[PROBLEM STATEMENT]: Retype the data below without altering anything.

[Some records]:
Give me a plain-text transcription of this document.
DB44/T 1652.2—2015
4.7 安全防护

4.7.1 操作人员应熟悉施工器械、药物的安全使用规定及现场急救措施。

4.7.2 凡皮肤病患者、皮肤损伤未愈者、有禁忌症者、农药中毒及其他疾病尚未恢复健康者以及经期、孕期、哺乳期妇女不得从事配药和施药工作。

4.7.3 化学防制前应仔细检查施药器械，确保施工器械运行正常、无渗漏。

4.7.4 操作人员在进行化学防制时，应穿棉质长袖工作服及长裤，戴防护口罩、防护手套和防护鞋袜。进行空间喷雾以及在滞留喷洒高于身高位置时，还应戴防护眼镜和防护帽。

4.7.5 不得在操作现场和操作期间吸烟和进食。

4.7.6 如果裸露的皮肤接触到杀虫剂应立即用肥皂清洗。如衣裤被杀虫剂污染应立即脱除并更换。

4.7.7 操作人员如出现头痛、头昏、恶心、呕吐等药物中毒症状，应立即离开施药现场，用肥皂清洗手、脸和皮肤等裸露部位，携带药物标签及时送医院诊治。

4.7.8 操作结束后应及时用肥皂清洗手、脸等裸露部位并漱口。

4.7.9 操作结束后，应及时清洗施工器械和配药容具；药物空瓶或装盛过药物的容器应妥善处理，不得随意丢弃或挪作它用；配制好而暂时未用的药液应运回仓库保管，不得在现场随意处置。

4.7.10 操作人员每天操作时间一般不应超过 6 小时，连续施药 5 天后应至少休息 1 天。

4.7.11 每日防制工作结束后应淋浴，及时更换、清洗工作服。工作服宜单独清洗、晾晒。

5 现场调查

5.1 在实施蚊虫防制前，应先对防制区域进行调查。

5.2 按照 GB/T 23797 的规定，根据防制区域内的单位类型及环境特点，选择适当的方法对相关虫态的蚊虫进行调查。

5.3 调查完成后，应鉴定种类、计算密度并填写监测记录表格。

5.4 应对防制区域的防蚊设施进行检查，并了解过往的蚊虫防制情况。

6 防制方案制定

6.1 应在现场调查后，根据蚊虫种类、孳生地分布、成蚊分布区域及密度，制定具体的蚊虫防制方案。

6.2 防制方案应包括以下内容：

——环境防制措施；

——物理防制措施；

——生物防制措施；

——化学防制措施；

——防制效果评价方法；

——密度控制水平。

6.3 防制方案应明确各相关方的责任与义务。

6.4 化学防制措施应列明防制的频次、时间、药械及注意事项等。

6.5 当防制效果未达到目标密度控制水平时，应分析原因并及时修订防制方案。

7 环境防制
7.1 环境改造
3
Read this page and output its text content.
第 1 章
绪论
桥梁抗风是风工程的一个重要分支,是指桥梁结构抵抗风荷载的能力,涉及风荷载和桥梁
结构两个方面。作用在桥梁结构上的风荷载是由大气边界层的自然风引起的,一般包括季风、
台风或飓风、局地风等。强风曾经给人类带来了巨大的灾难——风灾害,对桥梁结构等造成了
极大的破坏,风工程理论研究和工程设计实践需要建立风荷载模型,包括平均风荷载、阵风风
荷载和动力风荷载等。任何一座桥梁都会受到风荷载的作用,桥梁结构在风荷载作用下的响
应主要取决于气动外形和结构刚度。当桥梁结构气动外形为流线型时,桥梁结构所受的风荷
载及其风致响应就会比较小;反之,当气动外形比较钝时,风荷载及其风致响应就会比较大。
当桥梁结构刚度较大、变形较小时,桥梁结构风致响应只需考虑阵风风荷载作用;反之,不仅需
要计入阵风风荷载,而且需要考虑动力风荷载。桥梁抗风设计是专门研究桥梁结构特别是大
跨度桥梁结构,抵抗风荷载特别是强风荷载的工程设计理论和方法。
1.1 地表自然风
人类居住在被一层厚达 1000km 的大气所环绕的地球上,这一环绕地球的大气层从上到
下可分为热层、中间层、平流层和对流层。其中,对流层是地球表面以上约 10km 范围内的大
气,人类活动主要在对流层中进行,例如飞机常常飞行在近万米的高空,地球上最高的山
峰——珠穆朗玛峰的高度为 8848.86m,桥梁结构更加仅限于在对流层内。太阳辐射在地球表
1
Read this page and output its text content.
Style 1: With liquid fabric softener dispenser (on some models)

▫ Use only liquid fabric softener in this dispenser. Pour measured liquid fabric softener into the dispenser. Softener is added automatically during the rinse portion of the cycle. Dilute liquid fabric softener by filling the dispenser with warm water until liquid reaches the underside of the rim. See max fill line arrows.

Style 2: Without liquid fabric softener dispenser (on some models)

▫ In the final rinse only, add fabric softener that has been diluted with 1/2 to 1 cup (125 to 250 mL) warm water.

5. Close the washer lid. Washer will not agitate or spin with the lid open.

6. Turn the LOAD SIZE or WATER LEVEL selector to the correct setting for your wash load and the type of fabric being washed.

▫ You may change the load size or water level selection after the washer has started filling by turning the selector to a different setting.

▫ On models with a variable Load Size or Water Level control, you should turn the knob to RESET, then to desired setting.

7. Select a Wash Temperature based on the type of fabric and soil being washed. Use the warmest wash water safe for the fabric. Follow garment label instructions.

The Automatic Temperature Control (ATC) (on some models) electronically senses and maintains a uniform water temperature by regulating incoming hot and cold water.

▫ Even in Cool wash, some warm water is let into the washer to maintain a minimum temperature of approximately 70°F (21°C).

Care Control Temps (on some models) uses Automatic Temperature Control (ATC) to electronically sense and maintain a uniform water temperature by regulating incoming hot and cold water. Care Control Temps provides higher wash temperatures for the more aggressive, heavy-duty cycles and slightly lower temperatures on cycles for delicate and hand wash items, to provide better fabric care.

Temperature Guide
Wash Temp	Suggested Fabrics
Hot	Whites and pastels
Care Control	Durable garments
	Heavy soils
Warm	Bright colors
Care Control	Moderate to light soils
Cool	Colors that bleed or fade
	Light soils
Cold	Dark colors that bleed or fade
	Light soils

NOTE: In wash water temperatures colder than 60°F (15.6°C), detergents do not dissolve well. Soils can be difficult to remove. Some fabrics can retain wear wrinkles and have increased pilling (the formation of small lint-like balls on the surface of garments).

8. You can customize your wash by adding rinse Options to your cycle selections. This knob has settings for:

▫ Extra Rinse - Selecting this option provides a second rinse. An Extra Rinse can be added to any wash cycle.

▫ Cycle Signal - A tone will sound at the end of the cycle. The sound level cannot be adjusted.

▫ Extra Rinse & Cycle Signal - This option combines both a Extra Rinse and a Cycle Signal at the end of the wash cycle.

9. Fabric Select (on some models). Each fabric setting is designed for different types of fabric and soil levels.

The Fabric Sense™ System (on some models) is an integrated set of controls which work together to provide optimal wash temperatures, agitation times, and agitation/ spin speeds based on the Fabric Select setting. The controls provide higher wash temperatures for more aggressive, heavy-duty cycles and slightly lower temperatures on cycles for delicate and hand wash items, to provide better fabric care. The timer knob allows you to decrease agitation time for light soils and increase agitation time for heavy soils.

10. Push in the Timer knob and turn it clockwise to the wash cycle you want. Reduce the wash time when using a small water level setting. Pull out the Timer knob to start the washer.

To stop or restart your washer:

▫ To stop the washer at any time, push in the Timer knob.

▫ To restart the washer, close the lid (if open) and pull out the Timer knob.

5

[EXERCISE RESULT]:
Give me a plain-text transcription of this document.
DB44/T 1652.2—2015
4.7 安全防护

4.7.1 操作人员应熟悉施工器械、药物的安全使用规定及现场急救措施。

4.7.2 凡皮肤病患者、皮肤损伤未愈者、有禁忌症者、农药中毒及其他疾病尚未恢复健康者以及经期、孕期、哺乳期妇女不得从事配药和施药工作。

4.7.3 化学防制前应仔细检查施药器械，确保施工器械运行正常、无渗漏。

4.7.4 操作人员在进行化学防制时，应穿棉质长袖工作服及长裤，戴防护口罩、防护手套和防护鞋袜。进行空间喷雾以及在滞留喷洒高于身高位置时，还应戴防护眼镜和防护帽。

4.7.5 不得在操作现场和操作期间吸烟和进食。

4.7.6 如果裸露的皮肤接触到杀虫剂应立即用肥皂清洗。如衣裤被杀虫剂污染应立即脱除并更换。

4.7.7 操作人员如出现头痛、头昏、恶心、呕吐等药物中毒症状，应立即离开施药现场，用肥皂清洗手、脸和皮肤等裸露部位，携带药物标签及时送医院诊治。

4.7.8 操作结束后应及时用肥皂清洗手、脸等裸露部位并漱口。

4.7.9 操作结束后，应及时清洗施工器械和配药容具；药物空瓶或装盛过药物的容器应妥善处理，不得随意丢弃或挪作它用；配制好而暂时未用的药液应运回仓库保管，不得在现场随意处置。

4.7.10 操作人员每天操作时间一般不应超过 6 小时，连续施药 5 天后应至少休息 1 天。

4.7.11 每日防制工作结束后应淋浴，及时更换、清洗工作服。工作服宜单独清洗、晾晒。

5 现场调查

5.1 在实施蚊虫防制前，应先对防制区域进行调查。

5.2 按照 GB/T 23797 的规定，根据防制区域内的单位类型及环境特点，选择适当的方法对相关虫态的蚊虫进行调查。

5.3 调查完成后，应鉴定种类、计算密度并填写监测记录表格。

5.4 应对防制区域的防蚊设施进行检查，并了解过往的蚊虫防制情况。

6 防制方案制定

6.1 应在现场调查后，根据蚊虫种类、孳生地分布、成蚊分布区域及密度，制定具体的蚊虫防制方案。

6.2 防制方案应包括以下内容：

——环境防制措施；

——物理防制措施；

——生物防制措施；

——化学防制措施；

——防制效果评价方法；

——密度控制水平。

6.3 防制方案应明确各相关方的责任与义务。

6.4 化学防制措施应列明防制的频次、时间、药械及注意事项等。

6.5 当防制效果未达到目标密度控制水平时，应分析原因并及时修订防制方案。

7 环境防制
7.1 环境改造
3
Read this page and output its text content.
第 1 章
绪论
桥梁抗风是风工程的一个重要分支,是指桥梁结构抵抗风荷载的能力,涉及风荷载和桥梁
结构两个方面。作用在桥梁结构上的风荷载是由大气边界层的自然风引起的,一般包括季风、
台风或飓风、局地风等。强风曾经给人类带来了巨大的灾难——风灾害,对桥梁结构等造成了
极大的破坏,风工程理论研究和工程设计实践需要建立风荷载模型,包括平均风荷载、阵风风
荷载和动力风荷载等。任何一座桥梁都会受到风荷载的作用,桥梁结构在风荷载作用下的响
应主要取决于气动外形和结构刚度。当桥梁结构气动外形为流线型时,桥梁结构所受的风荷
载及其风致响应就会比较小;反之,当气动外形比较钝时,风荷载及其风致响应就会比较大。
当桥梁结构刚度较大、变形较小时,桥梁结构风致响应只需考虑阵风风荷载作用;反之,不仅需
要计入阵风风荷载,而且需要考虑动力风荷载。桥梁抗风设计是专门研究桥梁结构特别是大
跨度桥梁结构,抵抗风荷载特别是强风荷载的工程设计理论和方法。
1.1 地表自然风
人类居住在被一层厚达 1000km 的大气所环绕的地球上,这一环绕地球的大气层从上到
下可分为热层、中间层、平流层和对流层。其中,对流层是地球表面以上约 10km 范围内的大
气,人类活动主要在对流层中进行,例如飞机常常飞行在近万米的高空,地球上最高的山
峰——珠穆朗玛峰的高度为 8848.86m,桥梁结构更加仅限于在对流层内。太阳辐射在地球表
1
Read this page and output its text content.
Style 1: With liquid fabric softener dispenser (on some models)

▫ Use only liquid fabric softener in this dispenser. Pour measured liquid fabric softener into the dispenser. Softener is added automatically during the rinse portion of the cycle. Dilute liquid fabric softener by filling the dispenser with warm water until liquid reaches the underside of the rim. See max fill line arrows.

Style 2: Without liquid fabric softener dispenser (on some models)

▫ In the final rinse only, add fabric softener that has been diluted with 1/2 to 1 cup (125 to 250 mL) warm water.

5. Close the washer lid. Washer will not agitate or spin with the lid open.

6. Turn the LOAD SIZE or WATER LEVEL selector to the correct setting for your wash load and the type of fabric being washed.

▫ You may change the load size or water level selection after the washer has started filling by turning the selector to a different setting.

▫ On models with a variable Load Size or Water Level control, you should turn the knob to RESET, then to desired setting.

7. Select a Wash Temperature based on the type of fabric and soil being washed. Use the warmest wash water safe for the fabric. Follow garment label instructions.

The Automatic Temperature Control (ATC) (on some models) electronically senses and maintains a uniform water temperature by regulating incoming hot and cold water.

▫ Even in Cool wash, some warm water is let into the washer to maintain a minimum temperature of approximately 70°F (21°C).

Care Control Temps (on some models) uses Automatic Temperature Control (ATC) to electronically sense and maintain a uniform water temperature by regulating incoming hot and cold water. Care Control Temps provides higher wash temperatures for the more aggressive, heavy-duty cycles and slightly lower temperatures on cycles for delicate and hand wash items, to provide better fabric care.

Temperature Guide
Wash Temp	Suggested Fabrics
Hot	Whites and pastels
Care Control	Durable garments
	Heavy soils
Warm	Bright colors
Care Control	Moderate to light soils
Cool	Colors that bleed or fade
	Light soils
Cold	Dark colors that bleed or fade
	Light soils

NOTE: In wash water temperatures colder than 60°F (15.6°C), detergents do not dissolve well. Soils can be difficult to remove. Some fabrics can retain wear wrinkles and have increased pilling (the formation of small lint-like balls on the surface of garments).

8. You can customize your wash by adding rinse Options to your cycle selections. This knob has settings for:

▫ Extra Rinse - Selecting this option provides a second rinse. An Extra Rinse can be added to any wash cycle.

▫ Cycle Signal - A tone will sound at the end of the cycle. The sound level cannot be adjusted.

▫ Extra Rinse & Cycle Signal - This option combines both a Extra Rinse and a Cycle Signal at the end of the wash cycle.

9. Fabric Select (on some models). Each fabric setting is designed for different types of fabric and soil levels.

The Fabric Sense™ System (on some models) is an integrated set of controls which work together to provide optimal wash temperatures, agitation times, and agitation/ spin speeds based on the Fabric Select setting. The controls provide higher wash temperatures for more aggressive, heavy-duty cycles and slightly lower temperatures on cycles for delicate and hand wash items, to provide better fabric care. The timer knob allows you to decrease agitation time for light soils and increase agitation time for heavy soils.

10. Push in the Timer knob and turn it clockwise to the wash cycle you want. Reduce the wash time when using a small water level setting. Pull out the Timer knob to start the washer.

To stop or restart your washer:

▫ To stop the washer at any time, push in the Timer knob.

▫ To restart the washer, close the lid (if open) and pull out the Timer knob.

5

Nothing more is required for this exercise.